» Data excerpts
====================
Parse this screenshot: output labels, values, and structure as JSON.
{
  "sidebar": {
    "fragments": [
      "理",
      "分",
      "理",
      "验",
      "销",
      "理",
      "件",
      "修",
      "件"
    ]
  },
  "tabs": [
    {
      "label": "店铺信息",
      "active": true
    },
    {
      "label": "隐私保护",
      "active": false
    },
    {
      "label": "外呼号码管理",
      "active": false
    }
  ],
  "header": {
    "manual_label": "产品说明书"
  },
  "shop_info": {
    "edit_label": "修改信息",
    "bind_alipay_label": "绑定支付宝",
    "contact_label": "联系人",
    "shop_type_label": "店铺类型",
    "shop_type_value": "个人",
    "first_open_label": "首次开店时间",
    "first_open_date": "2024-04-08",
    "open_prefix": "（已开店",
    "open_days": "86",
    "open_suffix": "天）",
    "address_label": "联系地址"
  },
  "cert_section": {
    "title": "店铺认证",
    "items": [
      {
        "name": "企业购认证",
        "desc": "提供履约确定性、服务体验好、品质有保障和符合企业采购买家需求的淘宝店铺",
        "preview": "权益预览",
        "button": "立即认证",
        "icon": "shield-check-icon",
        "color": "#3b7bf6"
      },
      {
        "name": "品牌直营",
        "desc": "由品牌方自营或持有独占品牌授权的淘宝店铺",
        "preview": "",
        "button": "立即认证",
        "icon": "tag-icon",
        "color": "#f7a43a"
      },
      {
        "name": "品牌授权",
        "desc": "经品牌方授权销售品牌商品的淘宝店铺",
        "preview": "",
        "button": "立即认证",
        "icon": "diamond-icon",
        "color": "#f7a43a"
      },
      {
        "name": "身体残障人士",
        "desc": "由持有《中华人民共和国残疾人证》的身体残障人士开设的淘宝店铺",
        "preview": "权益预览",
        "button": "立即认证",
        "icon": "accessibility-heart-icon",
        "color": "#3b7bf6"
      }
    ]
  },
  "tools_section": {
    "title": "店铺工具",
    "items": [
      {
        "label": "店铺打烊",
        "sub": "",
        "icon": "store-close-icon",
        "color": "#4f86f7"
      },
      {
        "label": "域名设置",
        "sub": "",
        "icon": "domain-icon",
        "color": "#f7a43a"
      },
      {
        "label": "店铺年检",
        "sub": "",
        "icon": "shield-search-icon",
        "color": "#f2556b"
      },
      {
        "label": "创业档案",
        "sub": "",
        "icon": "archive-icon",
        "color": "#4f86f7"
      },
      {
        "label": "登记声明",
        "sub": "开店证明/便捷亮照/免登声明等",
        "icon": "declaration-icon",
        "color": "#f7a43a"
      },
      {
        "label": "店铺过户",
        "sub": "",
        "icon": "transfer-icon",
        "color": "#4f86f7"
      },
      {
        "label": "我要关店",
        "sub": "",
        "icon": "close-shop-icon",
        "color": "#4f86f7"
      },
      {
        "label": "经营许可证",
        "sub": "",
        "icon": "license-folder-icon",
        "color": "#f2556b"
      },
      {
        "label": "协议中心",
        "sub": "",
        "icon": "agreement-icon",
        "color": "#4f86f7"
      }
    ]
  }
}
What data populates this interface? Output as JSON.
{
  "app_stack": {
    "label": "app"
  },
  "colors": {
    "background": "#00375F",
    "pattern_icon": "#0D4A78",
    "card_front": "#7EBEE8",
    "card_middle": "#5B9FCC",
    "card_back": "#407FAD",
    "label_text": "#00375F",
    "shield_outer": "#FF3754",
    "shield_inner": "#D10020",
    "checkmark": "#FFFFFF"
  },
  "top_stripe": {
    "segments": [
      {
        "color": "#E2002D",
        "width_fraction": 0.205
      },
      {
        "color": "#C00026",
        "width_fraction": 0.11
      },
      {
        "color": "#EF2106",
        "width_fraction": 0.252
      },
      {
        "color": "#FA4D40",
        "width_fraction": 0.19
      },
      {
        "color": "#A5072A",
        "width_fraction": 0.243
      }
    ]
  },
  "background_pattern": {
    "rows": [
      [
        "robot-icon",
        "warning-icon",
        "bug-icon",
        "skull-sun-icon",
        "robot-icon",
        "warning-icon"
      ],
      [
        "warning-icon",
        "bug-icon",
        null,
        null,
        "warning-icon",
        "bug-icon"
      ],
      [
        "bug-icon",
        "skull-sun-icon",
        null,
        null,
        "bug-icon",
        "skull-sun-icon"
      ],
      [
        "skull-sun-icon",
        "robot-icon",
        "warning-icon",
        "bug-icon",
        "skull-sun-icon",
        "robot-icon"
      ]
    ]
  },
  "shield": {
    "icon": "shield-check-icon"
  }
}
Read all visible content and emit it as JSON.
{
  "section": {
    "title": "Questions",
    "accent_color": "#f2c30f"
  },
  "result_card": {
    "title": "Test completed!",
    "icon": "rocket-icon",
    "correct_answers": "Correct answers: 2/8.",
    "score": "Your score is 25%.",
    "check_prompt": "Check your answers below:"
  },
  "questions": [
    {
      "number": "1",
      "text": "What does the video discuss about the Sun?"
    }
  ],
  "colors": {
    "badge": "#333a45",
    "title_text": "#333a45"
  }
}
====================
» WRITTEN EXERCISE
Show all lines in the entries above where the string "desc" appears.

» RESULT
        "desc": "提供履约确定性、服务体验好、品质有保障和符合企业采购买家需求的淘宝店铺",
        "desc": "由品牌方自营或持有独占品牌授权的淘宝店铺",
        "desc": "经品牌方授权销售品牌商品的淘宝店铺",
        "desc": "由持有《中华人民共和国残疾人证》的身体残障人士开设的淘宝店铺",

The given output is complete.